### [Short task 1]
Retype the passage of the habits text that opens with the words containing "I cooked every" and closes with "Bike to work.", character for character.
### [Short task 2]
Echo every line of the records back word for word, unchanged.

I cooked every day, used every pot, pan and food storage container I owned, and meal-planned like it was a second job. Sometimes I canceled social plans that revolved around food and drinks. But I felt wonderful, learned how my diet affects my mood and body, and kick-started a regular exercise routine after years of trying and failing. And while the creators insist not to treat it like a "diet," I did lose some weight. I will never truly give up bread, but for me the program is good to return to if I need a reset. I finally completed a 5K, which is not to say that a Whole30 equals a 5K, but it gave me a few tools I needed to achieve what had felt like an impossible goal. — Paulina Firozi
Opt out of traffic, parking, sky-high tolls, Metro delays and dreading your commute: Bike to work.
I've been riding to work since 2005, but last year I switched to an electric bike when my commute went from three miles to nine. My daily ride wakes me up and gets me moving — and with variable levels of electric-assist, I can pedal as much or as little as I feel like, and I can ride in my work clothes without getting sweaty. My wife and I live in Old Town and we love running errands by bike; not having to hunt (and pay) for a parking spot makes it so much easier to stop if we see something interesting or someone we know. Biking is definitely my favorite life hack.

### [Exercise inputs]
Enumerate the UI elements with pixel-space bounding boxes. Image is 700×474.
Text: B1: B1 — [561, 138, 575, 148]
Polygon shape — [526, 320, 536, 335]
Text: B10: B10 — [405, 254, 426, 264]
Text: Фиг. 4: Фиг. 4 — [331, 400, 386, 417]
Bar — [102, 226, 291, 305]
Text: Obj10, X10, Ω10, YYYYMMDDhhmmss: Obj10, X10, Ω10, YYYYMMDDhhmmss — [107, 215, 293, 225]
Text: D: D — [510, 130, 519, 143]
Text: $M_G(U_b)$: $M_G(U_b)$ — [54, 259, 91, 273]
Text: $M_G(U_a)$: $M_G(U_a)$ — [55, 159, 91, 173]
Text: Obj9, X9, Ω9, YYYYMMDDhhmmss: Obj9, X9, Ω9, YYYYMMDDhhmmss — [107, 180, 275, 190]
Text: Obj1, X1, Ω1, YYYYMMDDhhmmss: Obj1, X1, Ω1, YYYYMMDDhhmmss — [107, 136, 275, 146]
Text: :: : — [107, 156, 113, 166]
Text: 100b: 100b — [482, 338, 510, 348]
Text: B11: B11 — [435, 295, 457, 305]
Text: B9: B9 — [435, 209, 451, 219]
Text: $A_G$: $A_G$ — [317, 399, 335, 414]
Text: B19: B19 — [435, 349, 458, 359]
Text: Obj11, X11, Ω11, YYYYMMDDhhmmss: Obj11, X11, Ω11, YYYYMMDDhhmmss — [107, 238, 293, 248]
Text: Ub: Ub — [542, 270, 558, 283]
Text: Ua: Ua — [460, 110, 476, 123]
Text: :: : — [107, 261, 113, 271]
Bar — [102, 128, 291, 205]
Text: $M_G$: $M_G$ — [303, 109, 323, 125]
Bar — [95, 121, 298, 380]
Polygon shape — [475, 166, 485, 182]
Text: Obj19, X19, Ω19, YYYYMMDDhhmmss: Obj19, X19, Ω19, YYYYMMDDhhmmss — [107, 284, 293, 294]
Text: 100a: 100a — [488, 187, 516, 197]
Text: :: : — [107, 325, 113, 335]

### [Worked solution 1]
I cooked every day, used every pot, pan and food storage container I owned, and meal-planned like it was a second job. Sometimes I canceled social plans that revolved around food and drinks. But I felt wonderful, learned how my diet affects my mood and body, and kick-started a regular exercise routine after years of trying and failing. And while the creators insist not to treat it like a "diet," I did lose some weight. I will never truly give up bread, but for me the program is good to return to if I need a reset. I finally completed a 5K, which is not to say that a Whole30 equals a 5K, but it gave me a few tools I needed to achieve what had felt like an impossible goal. — Paulina Firozi
Opt out of traffic, parking, sky-high tolls, Metro delays and dreading your commute: Bike to work.

### [Worked solution 2]
Enumerate the UI elements with pixel-space bounding boxes. Image is 700×474.
Text: B1: B1 — [561, 138, 575, 148]
Polygon shape — [526, 320, 536, 335]
Text: B10: B10 — [405, 254, 426, 264]
Text: Фиг. 4: Фиг. 4 — [331, 400, 386, 417]
Bar — [102, 226, 291, 305]
Text: Obj10, X10, Ω10, YYYYMMDDhhmmss: Obj10, X10, Ω10, YYYYMMDDhhmmss — [107, 215, 293, 225]
Text: D: D — [510, 130, 519, 143]
Text: $M_G(U_b)$: $M_G(U_b)$ — [54, 259, 91, 273]
Text: $M_G(U_a)$: $M_G(U_a)$ — [55, 159, 91, 173]
Text: Obj9, X9, Ω9, YYYYMMDDhhmmss: Obj9, X9, Ω9, YYYYMMDDhhmmss — [107, 180, 275, 190]
Text: Obj1, X1, Ω1, YYYYMMDDhhmmss: Obj1, X1, Ω1, YYYYMMDDhhmmss — [107, 136, 275, 146]
Text: :: : — [107, 156, 113, 166]
Text: 100b: 100b — [482, 338, 510, 348]
Text: B11: B11 — [435, 295, 457, 305]
Text: B9: B9 — [435, 209, 451, 219]
Text: $A_G$: $A_G$ — [317, 399, 335, 414]
Text: B19: B19 — [435, 349, 458, 359]
Text: Obj11, X11, Ω11, YYYYMMDDhhmmss: Obj11, X11, Ω11, YYYYMMDDhhmmss — [107, 238, 293, 248]
Text: Ub: Ub — [542, 270, 558, 283]
Text: Ua: Ua — [460, 110, 476, 123]
Text: :: : — [107, 261, 113, 271]
Bar — [102, 128, 291, 205]
Text: $M_G$: $M_G$ — [303, 109, 323, 125]
Bar — [95, 121, 298, 380]
Polygon shape — [475, 166, 485, 182]
Text: Obj19, X19, Ω19, YYYYMMDDhhmmss: Obj19, X19, Ω19, YYYYMMDDhhmmss — [107, 284, 293, 294]
Text: 100a: 100a — [488, 187, 516, 197]
Text: :: : — [107, 325, 113, 335]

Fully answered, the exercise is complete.